__Task description__
Report how many lines below contain the word "Природа". Give only the number.

__Dataset rows__
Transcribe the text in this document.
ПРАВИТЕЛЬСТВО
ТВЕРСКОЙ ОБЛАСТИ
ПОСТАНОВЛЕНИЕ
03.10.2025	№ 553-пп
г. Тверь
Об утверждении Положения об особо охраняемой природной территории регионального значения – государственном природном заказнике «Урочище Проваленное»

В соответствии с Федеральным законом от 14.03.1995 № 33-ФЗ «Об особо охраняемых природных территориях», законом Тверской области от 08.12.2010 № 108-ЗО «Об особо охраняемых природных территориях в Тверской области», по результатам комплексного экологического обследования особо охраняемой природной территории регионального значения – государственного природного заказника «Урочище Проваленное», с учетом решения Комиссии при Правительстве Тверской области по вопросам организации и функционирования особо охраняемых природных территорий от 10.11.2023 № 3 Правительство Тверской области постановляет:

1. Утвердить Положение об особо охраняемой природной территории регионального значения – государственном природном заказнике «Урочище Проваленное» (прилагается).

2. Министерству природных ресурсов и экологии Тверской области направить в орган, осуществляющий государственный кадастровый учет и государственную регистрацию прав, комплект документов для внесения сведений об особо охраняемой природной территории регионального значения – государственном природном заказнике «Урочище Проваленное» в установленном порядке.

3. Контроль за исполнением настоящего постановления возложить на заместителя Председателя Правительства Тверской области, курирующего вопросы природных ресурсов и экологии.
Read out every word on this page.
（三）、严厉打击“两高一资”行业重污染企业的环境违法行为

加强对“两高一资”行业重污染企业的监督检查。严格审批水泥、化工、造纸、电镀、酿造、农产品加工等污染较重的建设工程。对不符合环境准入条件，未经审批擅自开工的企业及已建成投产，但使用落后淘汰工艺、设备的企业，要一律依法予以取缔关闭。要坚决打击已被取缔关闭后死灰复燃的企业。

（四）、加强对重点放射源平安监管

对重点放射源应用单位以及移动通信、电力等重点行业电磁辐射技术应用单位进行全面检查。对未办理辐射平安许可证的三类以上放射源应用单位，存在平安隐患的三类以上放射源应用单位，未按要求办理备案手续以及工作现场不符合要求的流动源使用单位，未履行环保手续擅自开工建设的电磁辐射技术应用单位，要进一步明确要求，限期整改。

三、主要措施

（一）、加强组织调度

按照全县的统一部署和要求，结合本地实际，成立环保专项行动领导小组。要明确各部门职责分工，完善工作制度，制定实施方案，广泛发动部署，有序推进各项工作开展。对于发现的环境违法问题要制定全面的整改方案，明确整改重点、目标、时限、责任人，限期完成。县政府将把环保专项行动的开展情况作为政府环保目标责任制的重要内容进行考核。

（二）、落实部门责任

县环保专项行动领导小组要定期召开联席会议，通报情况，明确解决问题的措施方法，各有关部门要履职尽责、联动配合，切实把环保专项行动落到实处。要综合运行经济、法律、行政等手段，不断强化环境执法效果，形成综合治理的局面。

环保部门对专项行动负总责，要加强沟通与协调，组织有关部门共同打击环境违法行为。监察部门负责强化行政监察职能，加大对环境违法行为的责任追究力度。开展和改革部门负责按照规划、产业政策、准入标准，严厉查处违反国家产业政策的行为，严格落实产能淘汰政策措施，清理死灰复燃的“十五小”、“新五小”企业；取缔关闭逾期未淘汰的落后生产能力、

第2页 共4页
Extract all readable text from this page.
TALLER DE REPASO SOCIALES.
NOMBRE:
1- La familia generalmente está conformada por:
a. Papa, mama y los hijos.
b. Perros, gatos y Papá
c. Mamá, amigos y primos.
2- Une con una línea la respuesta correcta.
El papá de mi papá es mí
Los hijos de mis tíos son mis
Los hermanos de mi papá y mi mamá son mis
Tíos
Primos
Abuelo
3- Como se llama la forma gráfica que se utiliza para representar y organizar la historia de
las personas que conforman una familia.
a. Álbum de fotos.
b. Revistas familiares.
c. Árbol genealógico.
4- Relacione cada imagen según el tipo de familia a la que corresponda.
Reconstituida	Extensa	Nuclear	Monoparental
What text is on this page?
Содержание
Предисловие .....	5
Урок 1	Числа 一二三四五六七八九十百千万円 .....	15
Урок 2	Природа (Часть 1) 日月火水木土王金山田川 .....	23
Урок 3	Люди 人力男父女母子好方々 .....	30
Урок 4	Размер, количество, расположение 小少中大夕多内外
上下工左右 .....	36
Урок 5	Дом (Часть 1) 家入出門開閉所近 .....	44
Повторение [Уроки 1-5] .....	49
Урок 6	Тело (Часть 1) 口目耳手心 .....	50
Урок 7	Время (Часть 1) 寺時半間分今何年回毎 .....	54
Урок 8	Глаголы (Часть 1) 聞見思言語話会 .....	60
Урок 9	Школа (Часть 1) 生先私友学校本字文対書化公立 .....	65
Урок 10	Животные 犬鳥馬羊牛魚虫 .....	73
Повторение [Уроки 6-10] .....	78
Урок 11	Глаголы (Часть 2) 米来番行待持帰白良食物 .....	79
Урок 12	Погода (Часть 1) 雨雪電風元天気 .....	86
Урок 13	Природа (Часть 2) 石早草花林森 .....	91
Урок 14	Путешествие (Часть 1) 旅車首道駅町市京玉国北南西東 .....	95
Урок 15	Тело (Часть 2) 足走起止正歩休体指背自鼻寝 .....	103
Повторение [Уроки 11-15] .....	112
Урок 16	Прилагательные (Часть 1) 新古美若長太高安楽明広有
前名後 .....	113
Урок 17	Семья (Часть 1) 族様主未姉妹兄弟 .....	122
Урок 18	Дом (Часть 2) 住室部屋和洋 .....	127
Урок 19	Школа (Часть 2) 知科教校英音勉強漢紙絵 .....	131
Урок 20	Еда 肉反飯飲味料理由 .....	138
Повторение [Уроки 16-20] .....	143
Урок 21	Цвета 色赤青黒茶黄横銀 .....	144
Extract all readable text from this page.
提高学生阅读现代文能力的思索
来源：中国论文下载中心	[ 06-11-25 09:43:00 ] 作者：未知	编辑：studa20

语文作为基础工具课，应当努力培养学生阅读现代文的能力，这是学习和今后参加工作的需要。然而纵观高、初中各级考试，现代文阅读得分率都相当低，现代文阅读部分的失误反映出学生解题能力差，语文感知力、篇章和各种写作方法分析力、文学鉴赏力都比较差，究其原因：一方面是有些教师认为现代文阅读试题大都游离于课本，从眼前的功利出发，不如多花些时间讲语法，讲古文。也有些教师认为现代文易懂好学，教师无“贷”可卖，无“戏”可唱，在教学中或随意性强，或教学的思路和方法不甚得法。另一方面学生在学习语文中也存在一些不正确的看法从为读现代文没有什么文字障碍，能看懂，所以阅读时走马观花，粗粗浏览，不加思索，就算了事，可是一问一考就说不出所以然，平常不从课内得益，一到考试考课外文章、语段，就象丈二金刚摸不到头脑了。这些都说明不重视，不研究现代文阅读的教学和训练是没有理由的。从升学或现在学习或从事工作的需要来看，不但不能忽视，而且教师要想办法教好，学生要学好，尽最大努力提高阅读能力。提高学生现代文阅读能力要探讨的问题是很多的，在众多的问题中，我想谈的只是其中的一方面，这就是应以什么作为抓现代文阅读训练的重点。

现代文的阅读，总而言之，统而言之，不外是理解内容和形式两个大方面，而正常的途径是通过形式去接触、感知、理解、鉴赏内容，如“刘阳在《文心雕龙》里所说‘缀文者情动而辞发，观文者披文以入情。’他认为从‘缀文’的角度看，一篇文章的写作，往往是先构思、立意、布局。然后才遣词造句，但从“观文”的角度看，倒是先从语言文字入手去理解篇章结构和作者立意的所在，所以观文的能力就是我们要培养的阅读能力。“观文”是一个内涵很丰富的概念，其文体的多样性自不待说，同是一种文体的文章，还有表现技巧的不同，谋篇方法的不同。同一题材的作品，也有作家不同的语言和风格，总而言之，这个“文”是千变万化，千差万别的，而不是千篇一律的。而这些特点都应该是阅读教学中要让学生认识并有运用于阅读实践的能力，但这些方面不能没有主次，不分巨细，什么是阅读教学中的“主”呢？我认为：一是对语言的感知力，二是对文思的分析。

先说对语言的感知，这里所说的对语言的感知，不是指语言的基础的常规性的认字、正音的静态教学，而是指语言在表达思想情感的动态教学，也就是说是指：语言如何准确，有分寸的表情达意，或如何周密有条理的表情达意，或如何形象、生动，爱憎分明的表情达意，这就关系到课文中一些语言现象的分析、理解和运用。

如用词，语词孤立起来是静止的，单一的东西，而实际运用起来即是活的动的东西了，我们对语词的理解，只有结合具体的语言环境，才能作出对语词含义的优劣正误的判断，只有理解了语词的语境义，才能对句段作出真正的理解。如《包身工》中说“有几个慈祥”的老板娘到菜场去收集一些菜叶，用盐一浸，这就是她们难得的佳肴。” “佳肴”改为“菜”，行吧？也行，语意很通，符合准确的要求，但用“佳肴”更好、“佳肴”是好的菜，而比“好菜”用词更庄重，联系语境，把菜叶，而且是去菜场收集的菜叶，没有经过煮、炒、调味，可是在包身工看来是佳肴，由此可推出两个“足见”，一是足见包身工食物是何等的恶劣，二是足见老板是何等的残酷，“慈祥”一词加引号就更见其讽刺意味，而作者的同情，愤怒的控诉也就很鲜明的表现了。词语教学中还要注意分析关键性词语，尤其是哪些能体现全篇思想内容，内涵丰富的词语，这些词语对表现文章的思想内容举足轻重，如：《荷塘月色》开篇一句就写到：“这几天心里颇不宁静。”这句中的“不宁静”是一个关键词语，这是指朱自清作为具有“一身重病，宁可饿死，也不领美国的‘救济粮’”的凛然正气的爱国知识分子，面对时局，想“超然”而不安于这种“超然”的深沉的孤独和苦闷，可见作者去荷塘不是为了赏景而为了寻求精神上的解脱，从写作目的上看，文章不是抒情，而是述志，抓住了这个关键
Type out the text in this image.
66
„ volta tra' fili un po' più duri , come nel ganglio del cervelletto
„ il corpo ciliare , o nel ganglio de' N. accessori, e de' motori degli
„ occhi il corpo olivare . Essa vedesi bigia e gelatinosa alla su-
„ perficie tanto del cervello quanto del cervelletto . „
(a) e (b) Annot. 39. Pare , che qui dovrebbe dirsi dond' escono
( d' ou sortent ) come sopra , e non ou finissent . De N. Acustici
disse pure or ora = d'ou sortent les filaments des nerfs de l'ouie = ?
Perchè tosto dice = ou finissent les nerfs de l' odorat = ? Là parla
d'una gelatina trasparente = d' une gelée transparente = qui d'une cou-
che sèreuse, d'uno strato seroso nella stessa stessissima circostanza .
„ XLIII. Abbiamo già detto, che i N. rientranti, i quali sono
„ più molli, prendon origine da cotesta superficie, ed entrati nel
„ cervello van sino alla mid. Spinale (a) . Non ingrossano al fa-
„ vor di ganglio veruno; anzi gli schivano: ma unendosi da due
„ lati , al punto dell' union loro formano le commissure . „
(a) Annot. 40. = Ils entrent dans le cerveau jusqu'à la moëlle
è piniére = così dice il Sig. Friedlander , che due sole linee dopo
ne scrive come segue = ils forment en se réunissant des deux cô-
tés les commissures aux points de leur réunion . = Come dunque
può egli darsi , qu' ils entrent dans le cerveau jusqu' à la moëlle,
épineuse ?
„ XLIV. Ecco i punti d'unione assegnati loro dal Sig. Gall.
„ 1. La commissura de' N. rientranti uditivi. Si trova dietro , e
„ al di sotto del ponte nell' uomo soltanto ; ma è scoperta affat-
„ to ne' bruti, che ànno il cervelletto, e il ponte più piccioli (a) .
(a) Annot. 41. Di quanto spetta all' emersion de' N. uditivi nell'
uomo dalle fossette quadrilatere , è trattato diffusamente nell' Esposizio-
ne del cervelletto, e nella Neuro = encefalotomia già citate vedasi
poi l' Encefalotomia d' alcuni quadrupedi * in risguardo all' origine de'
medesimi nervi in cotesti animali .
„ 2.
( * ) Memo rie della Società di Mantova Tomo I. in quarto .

__Output below__
2